▸ **INSTRUCTIONS TO FOLLOW**
All of the lines below are to be printed again exactly; images are excluded from the output.

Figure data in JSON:
============
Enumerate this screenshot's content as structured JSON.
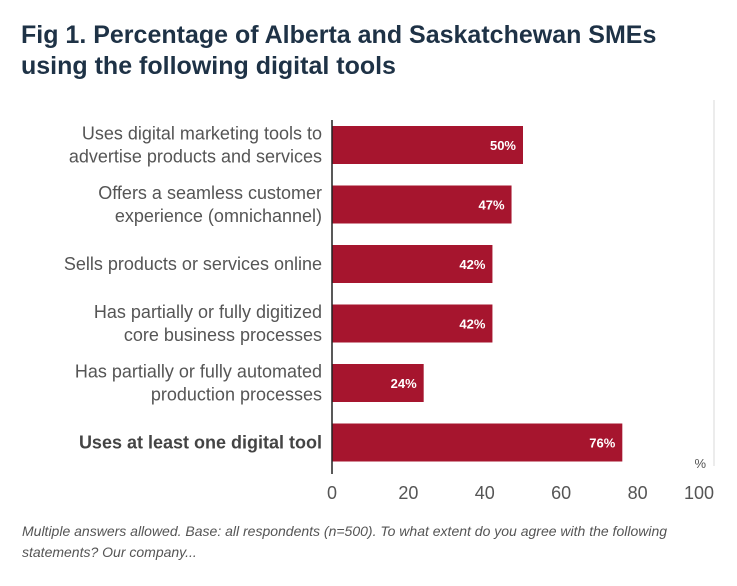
{
  "title": "Fig 1. Percentage of Alberta and Saskatchewan SMEs using the following digital tools",
  "footnote": "Multiple answers allowed. Base: all respondents (n=500). To what extent do you agree with the following statements? Our company...",
  "colors": {
    "bar": "#a6152e",
    "axis": "#222222",
    "grid": "#d9d9d9"
  },
  "chart_data": {
    "type": "bar",
    "orientation": "horizontal",
    "categories": [
      [
        "Uses digital marketing tools to",
        "advertise products and services"
      ],
      [
        "Offers a seamless customer",
        "experience (omnichannel)"
      ],
      [
        "Sells products or services online"
      ],
      [
        "Has partially or fully digitized",
        "core business processes"
      ],
      [
        "Has partially or fully automated",
        "production processes"
      ],
      [
        "Uses at least one digital tool"
      ]
    ],
    "bold_categories": [
      5
    ],
    "values": [
      50,
      47,
      42,
      42,
      24,
      76
    ],
    "data_labels": [
      "50%",
      "47%",
      "42%",
      "42%",
      "24%",
      "76%"
    ],
    "xlim": [
      0,
      100
    ],
    "xticks": [
      "0",
      "20",
      "40",
      "60",
      "80",
      "100"
    ],
    "unit_label": "%",
    "grid": "right edge only",
    "legend": "none"
  }
}
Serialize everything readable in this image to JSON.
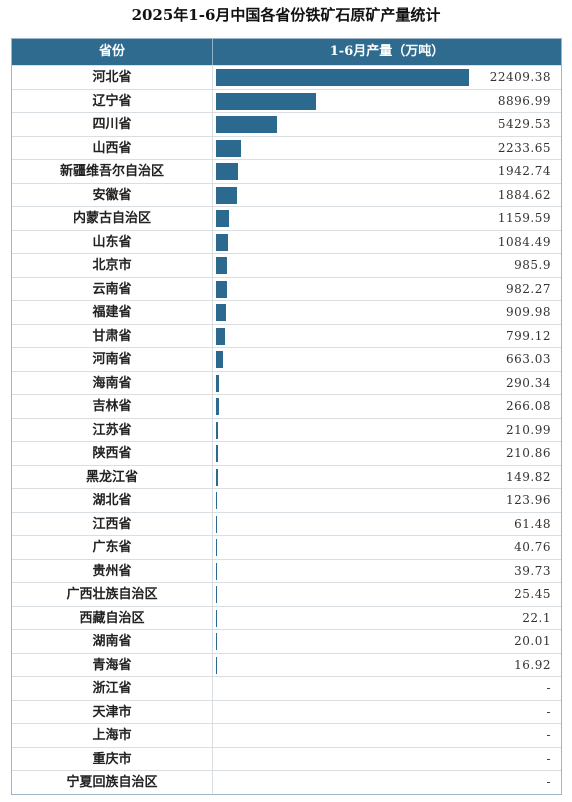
{
  "page": {
    "title": "2025年1-6月中国各省份铁矿石原矿产量统计"
  },
  "colors": {
    "header_bg": "#2e6b8f",
    "bar": "#2b6a8e"
  },
  "chart_data": {
    "type": "table",
    "title": "2025年1-6月中国各省份铁矿石原矿产量统计",
    "columns": [
      "省份",
      "1-6月产量（万吨）"
    ],
    "bar_max": 22409.38,
    "rows": [
      {
        "province": "河北省",
        "value": 22409.38,
        "display": "22409.38"
      },
      {
        "province": "辽宁省",
        "value": 8896.99,
        "display": "8896.99"
      },
      {
        "province": "四川省",
        "value": 5429.53,
        "display": "5429.53"
      },
      {
        "province": "山西省",
        "value": 2233.65,
        "display": "2233.65"
      },
      {
        "province": "新疆维吾尔自治区",
        "value": 1942.74,
        "display": "1942.74"
      },
      {
        "province": "安徽省",
        "value": 1884.62,
        "display": "1884.62"
      },
      {
        "province": "内蒙古自治区",
        "value": 1159.59,
        "display": "1159.59"
      },
      {
        "province": "山东省",
        "value": 1084.49,
        "display": "1084.49"
      },
      {
        "province": "北京市",
        "value": 985.9,
        "display": "985.9"
      },
      {
        "province": "云南省",
        "value": 982.27,
        "display": "982.27"
      },
      {
        "province": "福建省",
        "value": 909.98,
        "display": "909.98"
      },
      {
        "province": "甘肃省",
        "value": 799.12,
        "display": "799.12"
      },
      {
        "province": "河南省",
        "value": 663.03,
        "display": "663.03"
      },
      {
        "province": "海南省",
        "value": 290.34,
        "display": "290.34"
      },
      {
        "province": "吉林省",
        "value": 266.08,
        "display": "266.08"
      },
      {
        "province": "江苏省",
        "value": 210.99,
        "display": "210.99"
      },
      {
        "province": "陕西省",
        "value": 210.86,
        "display": "210.86"
      },
      {
        "province": "黑龙江省",
        "value": 149.82,
        "display": "149.82"
      },
      {
        "province": "湖北省",
        "value": 123.96,
        "display": "123.96"
      },
      {
        "province": "江西省",
        "value": 61.48,
        "display": "61.48"
      },
      {
        "province": "广东省",
        "value": 40.76,
        "display": "40.76"
      },
      {
        "province": "贵州省",
        "value": 39.73,
        "display": "39.73"
      },
      {
        "province": "广西壮族自治区",
        "value": 25.45,
        "display": "25.45"
      },
      {
        "province": "西藏自治区",
        "value": 22.1,
        "display": "22.1"
      },
      {
        "province": "湖南省",
        "value": 20.01,
        "display": "20.01"
      },
      {
        "province": "青海省",
        "value": 16.92,
        "display": "16.92"
      },
      {
        "province": "浙江省",
        "value": null,
        "display": "-"
      },
      {
        "province": "天津市",
        "value": null,
        "display": "-"
      },
      {
        "province": "上海市",
        "value": null,
        "display": "-"
      },
      {
        "province": "重庆市",
        "value": null,
        "display": "-"
      },
      {
        "province": "宁夏回族自治区",
        "value": null,
        "display": "-"
      }
    ]
  }
}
============
▸ **SOLUTION FOR THIS EXERCISE**
Enumerate this screenshot's content as structured JSON.
{
  "title": "Fig 1. Percentage of Alberta and Saskatchewan SMEs using the following digital tools",
  "footnote": "Multiple answers allowed. Base: all respondents (n=500). To what extent do you agree with the following statements? Our company...",
  "colors": {
    "bar": "#a6152e",
    "axis": "#222222",
    "grid": "#d9d9d9"
  },
  "chart_data": {
    "type": "bar",
    "orientation": "horizontal",
    "categories": [
      [
        "Uses digital marketing tools to",
        "advertise products and services"
      ],
      [
        "Offers a seamless customer",
        "experience (omnichannel)"
      ],
      [
        "Sells products or services online"
      ],
      [
        "Has partially or fully digitized",
        "core business processes"
      ],
      [
        "Has partially or fully automated",
        "production processes"
      ],
      [
        "Uses at least one digital tool"
      ]
    ],
    "bold_categories": [
      5
    ],
    "values": [
      50,
      47,
      42,
      42,
      24,
      76
    ],
    "data_labels": [
      "50%",
      "47%",
      "42%",
      "42%",
      "24%",
      "76%"
    ],
    "xlim": [
      0,
      100
    ],
    "xticks": [
      "0",
      "20",
      "40",
      "60",
      "80",
      "100"
    ],
    "unit_label": "%",
    "grid": "right edge only",
    "legend": "none"
  }
}
Serialize everything readable in this image to JSON.
{
  "page": {
    "title": "2025年1-6月中国各省份铁矿石原矿产量统计"
  },
  "colors": {
    "header_bg": "#2e6b8f",
    "bar": "#2b6a8e"
  },
  "chart_data": {
    "type": "table",
    "title": "2025年1-6月中国各省份铁矿石原矿产量统计",
    "columns": [
      "省份",
      "1-6月产量（万吨）"
    ],
    "bar_max": 22409.38,
    "rows": [
      {
        "province": "河北省",
        "value": 22409.38,
        "display": "22409.38"
      },
      {
        "province": "辽宁省",
        "value": 8896.99,
        "display": "8896.99"
      },
      {
        "province": "四川省",
        "value": 5429.53,
        "display": "5429.53"
      },
      {
        "province": "山西省",
        "value": 2233.65,
        "display": "2233.65"
      },
      {
        "province": "新疆维吾尔自治区",
        "value": 1942.74,
        "display": "1942.74"
      },
      {
        "province": "安徽省",
        "value": 1884.62,
        "display": "1884.62"
      },
      {
        "province": "内蒙古自治区",
        "value": 1159.59,
        "display": "1159.59"
      },
      {
        "province": "山东省",
        "value": 1084.49,
        "display": "1084.49"
      },
      {
        "province": "北京市",
        "value": 985.9,
        "display": "985.9"
      },
      {
        "province": "云南省",
        "value": 982.27,
        "display": "982.27"
      },
      {
        "province": "福建省",
        "value": 909.98,
        "display": "909.98"
      },
      {
        "province": "甘肃省",
        "value": 799.12,
        "display": "799.12"
      },
      {
        "province": "河南省",
        "value": 663.03,
        "display": "663.03"
      },
      {
        "province": "海南省",
        "value": 290.34,
        "display": "290.34"
      },
      {
        "province": "吉林省",
        "value": 266.08,
        "display": "266.08"
      },
      {
        "province": "江苏省",
        "value": 210.99,
        "display": "210.99"
      },
      {
        "province": "陕西省",
        "value": 210.86,
        "display": "210.86"
      },
      {
        "province": "黑龙江省",
        "value": 149.82,
        "display": "149.82"
      },
      {
        "province": "湖北省",
        "value": 123.96,
        "display": "123.96"
      },
      {
        "province": "江西省",
        "value": 61.48,
        "display": "61.48"
      },
      {
        "province": "广东省",
        "value": 40.76,
        "display": "40.76"
      },
      {
        "province": "贵州省",
        "value": 39.73,
        "display": "39.73"
      },
      {
        "province": "广西壮族自治区",
        "value": 25.45,
        "display": "25.45"
      },
      {
        "province": "西藏自治区",
        "value": 22.1,
        "display": "22.1"
      },
      {
        "province": "湖南省",
        "value": 20.01,
        "display": "20.01"
      },
      {
        "province": "青海省",
        "value": 16.92,
        "display": "16.92"
      },
      {
        "province": "浙江省",
        "value": null,
        "display": "-"
      },
      {
        "province": "天津市",
        "value": null,
        "display": "-"
      },
      {
        "province": "上海市",
        "value": null,
        "display": "-"
      },
      {
        "province": "重庆市",
        "value": null,
        "display": "-"
      },
      {
        "province": "宁夏回族自治区",
        "value": null,
        "display": "-"
      }
    ]
  }
}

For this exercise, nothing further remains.